PROBLEM DESCRIPTION:
Your task is to print the material below exactly as presented.

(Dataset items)
============

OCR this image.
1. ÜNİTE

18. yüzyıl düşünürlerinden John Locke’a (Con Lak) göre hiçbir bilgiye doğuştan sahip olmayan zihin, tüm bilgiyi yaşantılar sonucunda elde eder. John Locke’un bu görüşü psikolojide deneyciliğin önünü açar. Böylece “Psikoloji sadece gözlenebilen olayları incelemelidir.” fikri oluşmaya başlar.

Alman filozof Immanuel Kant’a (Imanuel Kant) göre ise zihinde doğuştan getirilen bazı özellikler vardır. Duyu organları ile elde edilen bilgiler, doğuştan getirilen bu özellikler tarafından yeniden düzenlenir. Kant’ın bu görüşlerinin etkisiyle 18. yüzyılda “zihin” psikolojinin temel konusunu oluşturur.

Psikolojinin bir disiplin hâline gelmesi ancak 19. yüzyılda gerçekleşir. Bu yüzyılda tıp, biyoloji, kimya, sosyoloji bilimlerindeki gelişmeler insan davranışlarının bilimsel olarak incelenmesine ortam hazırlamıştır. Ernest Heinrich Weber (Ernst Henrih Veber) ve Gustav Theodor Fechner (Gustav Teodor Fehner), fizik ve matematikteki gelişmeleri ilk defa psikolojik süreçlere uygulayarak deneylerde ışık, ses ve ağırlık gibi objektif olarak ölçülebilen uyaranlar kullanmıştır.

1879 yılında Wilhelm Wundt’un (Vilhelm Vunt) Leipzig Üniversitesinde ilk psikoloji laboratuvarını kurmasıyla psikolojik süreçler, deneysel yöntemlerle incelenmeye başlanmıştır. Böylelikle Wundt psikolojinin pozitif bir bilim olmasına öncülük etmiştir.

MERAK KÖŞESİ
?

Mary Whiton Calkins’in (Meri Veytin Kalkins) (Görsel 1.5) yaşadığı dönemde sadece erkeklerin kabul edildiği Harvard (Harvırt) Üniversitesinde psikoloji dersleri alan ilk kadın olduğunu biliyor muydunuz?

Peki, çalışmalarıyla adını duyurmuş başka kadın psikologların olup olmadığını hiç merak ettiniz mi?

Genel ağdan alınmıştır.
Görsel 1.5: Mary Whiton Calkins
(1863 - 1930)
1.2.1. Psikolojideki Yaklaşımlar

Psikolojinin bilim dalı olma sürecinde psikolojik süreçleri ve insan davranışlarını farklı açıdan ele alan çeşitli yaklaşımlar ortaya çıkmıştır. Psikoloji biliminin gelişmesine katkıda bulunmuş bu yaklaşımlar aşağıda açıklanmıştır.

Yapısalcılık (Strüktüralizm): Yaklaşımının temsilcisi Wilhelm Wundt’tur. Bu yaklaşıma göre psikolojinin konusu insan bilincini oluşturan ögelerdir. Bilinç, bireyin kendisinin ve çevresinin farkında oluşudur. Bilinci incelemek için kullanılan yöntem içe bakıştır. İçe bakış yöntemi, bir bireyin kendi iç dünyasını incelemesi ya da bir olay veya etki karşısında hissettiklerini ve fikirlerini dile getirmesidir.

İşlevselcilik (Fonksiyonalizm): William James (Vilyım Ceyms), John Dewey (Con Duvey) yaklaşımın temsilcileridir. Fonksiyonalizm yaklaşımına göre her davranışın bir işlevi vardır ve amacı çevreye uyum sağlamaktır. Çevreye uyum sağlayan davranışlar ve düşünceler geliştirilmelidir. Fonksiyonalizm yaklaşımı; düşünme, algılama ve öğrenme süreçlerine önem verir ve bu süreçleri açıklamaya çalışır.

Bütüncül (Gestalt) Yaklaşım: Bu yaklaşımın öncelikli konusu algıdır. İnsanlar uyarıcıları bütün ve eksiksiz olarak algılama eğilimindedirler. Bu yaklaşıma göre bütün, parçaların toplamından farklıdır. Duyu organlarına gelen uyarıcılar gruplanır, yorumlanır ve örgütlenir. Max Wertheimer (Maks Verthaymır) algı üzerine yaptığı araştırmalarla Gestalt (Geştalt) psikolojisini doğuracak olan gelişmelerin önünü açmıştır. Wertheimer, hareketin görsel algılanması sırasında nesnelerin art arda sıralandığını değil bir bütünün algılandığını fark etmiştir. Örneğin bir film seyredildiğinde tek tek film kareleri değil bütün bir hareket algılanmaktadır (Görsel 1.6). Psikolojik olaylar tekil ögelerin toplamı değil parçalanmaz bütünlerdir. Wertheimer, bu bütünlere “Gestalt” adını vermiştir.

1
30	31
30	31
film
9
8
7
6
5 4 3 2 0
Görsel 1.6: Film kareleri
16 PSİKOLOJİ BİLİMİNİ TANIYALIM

============

TASK ANSWER:
OCR this image.
1. ÜNİTE

18. yüzyıl düşünürlerinden John Locke’a (Con Lak) göre hiçbir bilgiye doğuştan sahip olmayan zihin, tüm bilgiyi yaşantılar sonucunda elde eder. John Locke’un bu görüşü psikolojide deneyciliğin önünü açar. Böylece “Psikoloji sadece gözlenebilen olayları incelemelidir.” fikri oluşmaya başlar.

Alman filozof Immanuel Kant’a (Imanuel Kant) göre ise zihinde doğuştan getirilen bazı özellikler vardır. Duyu organları ile elde edilen bilgiler, doğuştan getirilen bu özellikler tarafından yeniden düzenlenir. Kant’ın bu görüşlerinin etkisiyle 18. yüzyılda “zihin” psikolojinin temel konusunu oluşturur.

Psikolojinin bir disiplin hâline gelmesi ancak 19. yüzyılda gerçekleşir. Bu yüzyılda tıp, biyoloji, kimya, sosyoloji bilimlerindeki gelişmeler insan davranışlarının bilimsel olarak incelenmesine ortam hazırlamıştır. Ernest Heinrich Weber (Ernst Henrih Veber) ve Gustav Theodor Fechner (Gustav Teodor Fehner), fizik ve matematikteki gelişmeleri ilk defa psikolojik süreçlere uygulayarak deneylerde ışık, ses ve ağırlık gibi objektif olarak ölçülebilen uyaranlar kullanmıştır.

1879 yılında Wilhelm Wundt’un (Vilhelm Vunt) Leipzig Üniversitesinde ilk psikoloji laboratuvarını kurmasıyla psikolojik süreçler, deneysel yöntemlerle incelenmeye başlanmıştır. Böylelikle Wundt psikolojinin pozitif bir bilim olmasına öncülük etmiştir.

MERAK KÖŞESİ
?

Mary Whiton Calkins’in (Meri Veytin Kalkins) (Görsel 1.5) yaşadığı dönemde sadece erkeklerin kabul edildiği Harvard (Harvırt) Üniversitesinde psikoloji dersleri alan ilk kadın olduğunu biliyor muydunuz?

Peki, çalışmalarıyla adını duyurmuş başka kadın psikologların olup olmadığını hiç merak ettiniz mi?

Genel ağdan alınmıştır.
Görsel 1.5: Mary Whiton Calkins
(1863 - 1930)
1.2.1. Psikolojideki Yaklaşımlar

Psikolojinin bilim dalı olma sürecinde psikolojik süreçleri ve insan davranışlarını farklı açıdan ele alan çeşitli yaklaşımlar ortaya çıkmıştır. Psikoloji biliminin gelişmesine katkıda bulunmuş bu yaklaşımlar aşağıda açıklanmıştır.

Yapısalcılık (Strüktüralizm): Yaklaşımının temsilcisi Wilhelm Wundt’tur. Bu yaklaşıma göre psikolojinin konusu insan bilincini oluşturan ögelerdir. Bilinç, bireyin kendisinin ve çevresinin farkında oluşudur. Bilinci incelemek için kullanılan yöntem içe bakıştır. İçe bakış yöntemi, bir bireyin kendi iç dünyasını incelemesi ya da bir olay veya etki karşısında hissettiklerini ve fikirlerini dile getirmesidir.

İşlevselcilik (Fonksiyonalizm): William James (Vilyım Ceyms), John Dewey (Con Duvey) yaklaşımın temsilcileridir. Fonksiyonalizm yaklaşımına göre her davranışın bir işlevi vardır ve amacı çevreye uyum sağlamaktır. Çevreye uyum sağlayan davranışlar ve düşünceler geliştirilmelidir. Fonksiyonalizm yaklaşımı; düşünme, algılama ve öğrenme süreçlerine önem verir ve bu süreçleri açıklamaya çalışır.

Bütüncül (Gestalt) Yaklaşım: Bu yaklaşımın öncelikli konusu algıdır. İnsanlar uyarıcıları bütün ve eksiksiz olarak algılama eğilimindedirler. Bu yaklaşıma göre bütün, parçaların toplamından farklıdır. Duyu organlarına gelen uyarıcılar gruplanır, yorumlanır ve örgütlenir. Max Wertheimer (Maks Verthaymır) algı üzerine yaptığı araştırmalarla Gestalt (Geştalt) psikolojisini doğuracak olan gelişmelerin önünü açmıştır. Wertheimer, hareketin görsel algılanması sırasında nesnelerin art arda sıralandığını değil bir bütünün algılandığını fark etmiştir. Örneğin bir film seyredildiğinde tek tek film kareleri değil bütün bir hareket algılanmaktadır (Görsel 1.6). Psikolojik olaylar tekil ögelerin toplamı değil parçalanmaz bütünlerdir. Wertheimer, bu bütünlere “Gestalt” adını vermiştir.

1
30	31
30	31
film
9
8
7
6
5 4 3 2 0
Görsel 1.6: Film kareleri
16 PSİKOLOJİ BİLİMİNİ TANIYALIM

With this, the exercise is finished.